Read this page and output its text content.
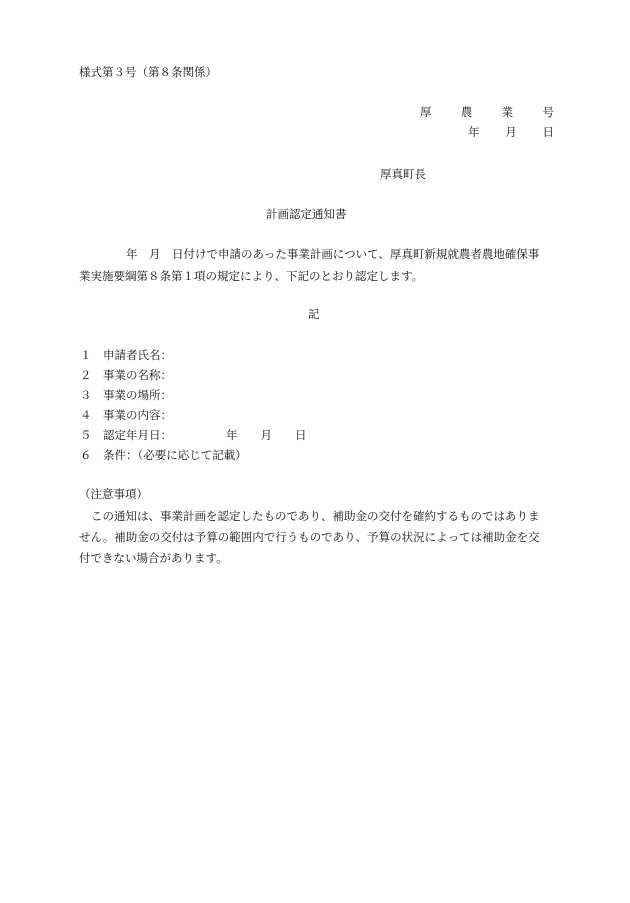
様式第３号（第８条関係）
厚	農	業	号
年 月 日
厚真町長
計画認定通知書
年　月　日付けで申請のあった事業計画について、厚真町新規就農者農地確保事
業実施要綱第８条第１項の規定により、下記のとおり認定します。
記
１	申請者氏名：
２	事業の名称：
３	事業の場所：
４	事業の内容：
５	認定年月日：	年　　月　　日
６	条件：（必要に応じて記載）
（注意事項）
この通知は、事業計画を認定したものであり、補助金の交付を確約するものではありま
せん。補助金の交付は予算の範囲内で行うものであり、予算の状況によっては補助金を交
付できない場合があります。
-=-=-
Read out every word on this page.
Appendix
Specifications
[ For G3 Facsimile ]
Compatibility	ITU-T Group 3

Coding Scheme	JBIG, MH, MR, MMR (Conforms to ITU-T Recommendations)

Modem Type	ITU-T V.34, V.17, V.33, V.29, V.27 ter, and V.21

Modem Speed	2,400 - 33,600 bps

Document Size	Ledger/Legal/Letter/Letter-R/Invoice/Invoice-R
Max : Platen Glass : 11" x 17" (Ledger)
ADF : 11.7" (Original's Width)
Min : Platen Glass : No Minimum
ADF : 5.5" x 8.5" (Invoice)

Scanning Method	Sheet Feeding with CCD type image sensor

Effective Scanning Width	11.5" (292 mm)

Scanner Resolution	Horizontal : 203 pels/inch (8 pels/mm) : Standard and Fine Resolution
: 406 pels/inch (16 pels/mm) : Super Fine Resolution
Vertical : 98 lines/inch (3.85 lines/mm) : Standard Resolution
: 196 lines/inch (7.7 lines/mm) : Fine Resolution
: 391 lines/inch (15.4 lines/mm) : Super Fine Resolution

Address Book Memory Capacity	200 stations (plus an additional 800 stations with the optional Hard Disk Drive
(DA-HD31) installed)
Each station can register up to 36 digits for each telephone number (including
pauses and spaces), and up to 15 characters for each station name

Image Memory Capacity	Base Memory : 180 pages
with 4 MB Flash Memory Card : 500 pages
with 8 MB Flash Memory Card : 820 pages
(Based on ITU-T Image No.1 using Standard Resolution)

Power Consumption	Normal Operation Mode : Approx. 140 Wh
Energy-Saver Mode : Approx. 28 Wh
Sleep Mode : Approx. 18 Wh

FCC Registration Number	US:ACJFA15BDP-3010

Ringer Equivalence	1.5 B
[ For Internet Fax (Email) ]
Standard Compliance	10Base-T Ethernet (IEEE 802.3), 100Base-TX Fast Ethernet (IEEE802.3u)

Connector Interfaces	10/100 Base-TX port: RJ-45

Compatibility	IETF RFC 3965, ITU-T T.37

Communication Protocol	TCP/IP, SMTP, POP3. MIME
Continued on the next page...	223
-=-=-
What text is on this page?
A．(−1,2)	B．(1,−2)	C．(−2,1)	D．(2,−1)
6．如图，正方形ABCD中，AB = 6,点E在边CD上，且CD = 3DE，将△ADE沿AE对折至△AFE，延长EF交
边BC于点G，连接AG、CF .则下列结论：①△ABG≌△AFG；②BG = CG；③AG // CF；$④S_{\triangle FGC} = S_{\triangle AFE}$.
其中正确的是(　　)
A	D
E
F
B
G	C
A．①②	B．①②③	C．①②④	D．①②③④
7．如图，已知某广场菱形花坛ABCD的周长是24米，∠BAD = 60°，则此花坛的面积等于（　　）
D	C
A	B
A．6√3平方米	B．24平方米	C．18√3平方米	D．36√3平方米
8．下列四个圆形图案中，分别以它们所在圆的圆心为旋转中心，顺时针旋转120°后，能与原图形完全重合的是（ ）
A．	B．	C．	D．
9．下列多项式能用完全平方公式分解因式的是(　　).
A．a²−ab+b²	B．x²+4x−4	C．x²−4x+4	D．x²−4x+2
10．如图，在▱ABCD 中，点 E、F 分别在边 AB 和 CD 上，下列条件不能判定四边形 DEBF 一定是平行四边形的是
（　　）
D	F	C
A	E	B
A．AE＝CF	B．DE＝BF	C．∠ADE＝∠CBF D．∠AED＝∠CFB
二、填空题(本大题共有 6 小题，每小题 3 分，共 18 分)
-=-=-
» **Exercise details**
In the lines above, locate the string "Compatibility". Copy every line where it occurs.

» **Written solution**
Compatibility	ITU-T Group 3
Compatibility	IETF RFC 3965, ITU-T T.37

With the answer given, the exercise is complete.